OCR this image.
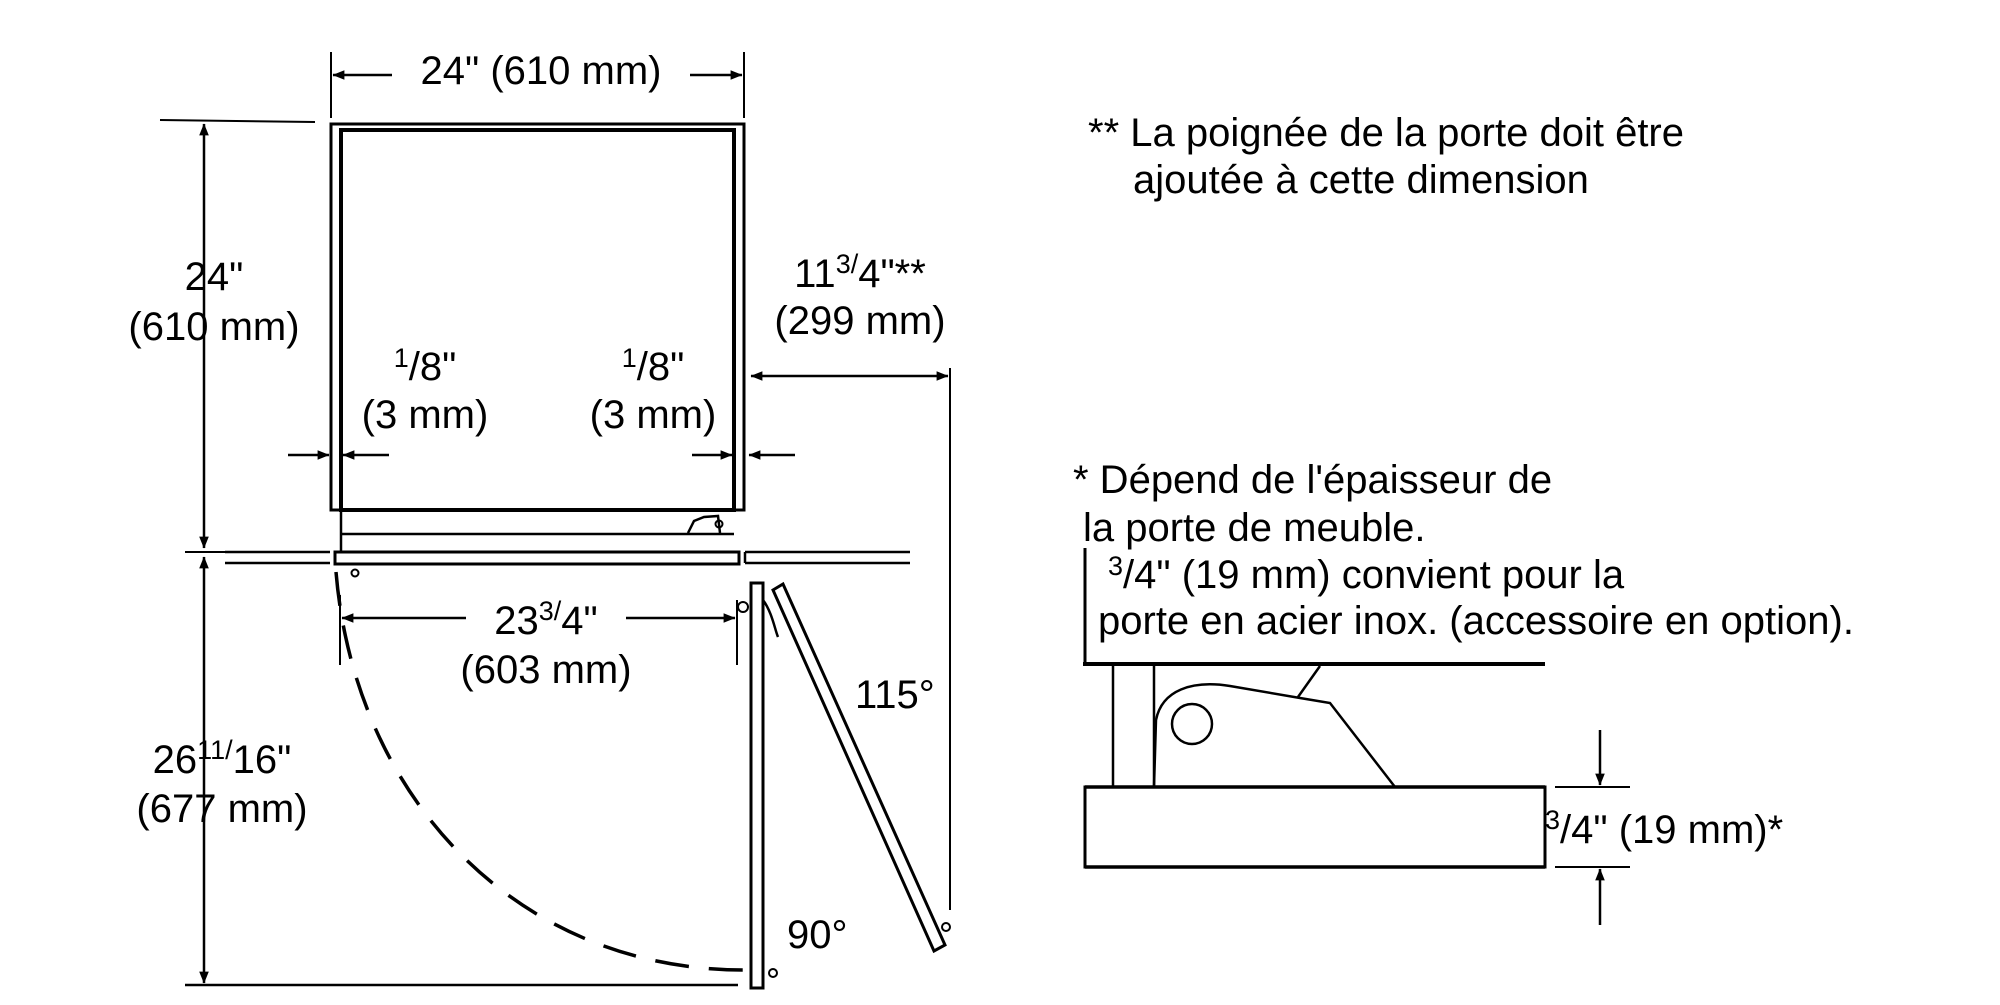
24" (610 mm)
24"
(610 mm)
$^1$/8"
(3 mm)
$^1$/8"
(3 mm)
$11^3/4"**$
(299 mm)
$23^3/4$"
(603 mm)
$26^{11}/16$"
(677 mm)
115°
90°
** La poignée de la porte doit être
ajoutée à cette dimension
* Dépend de l'épaisseur de
la porte de meuble.
$^3$/4" (19 mm) convient pour la
porte en acier inox. (accessoire en option).
$^3$/4" (19 mm)*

**Problem:** Omit all pictures while transcribing the entries verbatim.

**Answer to the problem:**
OCR this image.
24" (610 mm)
24"
(610 mm)
$^1$/8"
(3 mm)
$^1$/8"
(3 mm)
$11^3/4"**$
(299 mm)
$23^3/4$"
(603 mm)
$26^{11}/16$"
(677 mm)
115°
90°
** La poignée de la porte doit être
ajoutée à cette dimension
* Dépend de l'épaisseur de
la porte de meuble.
$^3$/4" (19 mm) convient pour la
porte en acier inox. (accessoire en option).
$^3$/4" (19 mm)*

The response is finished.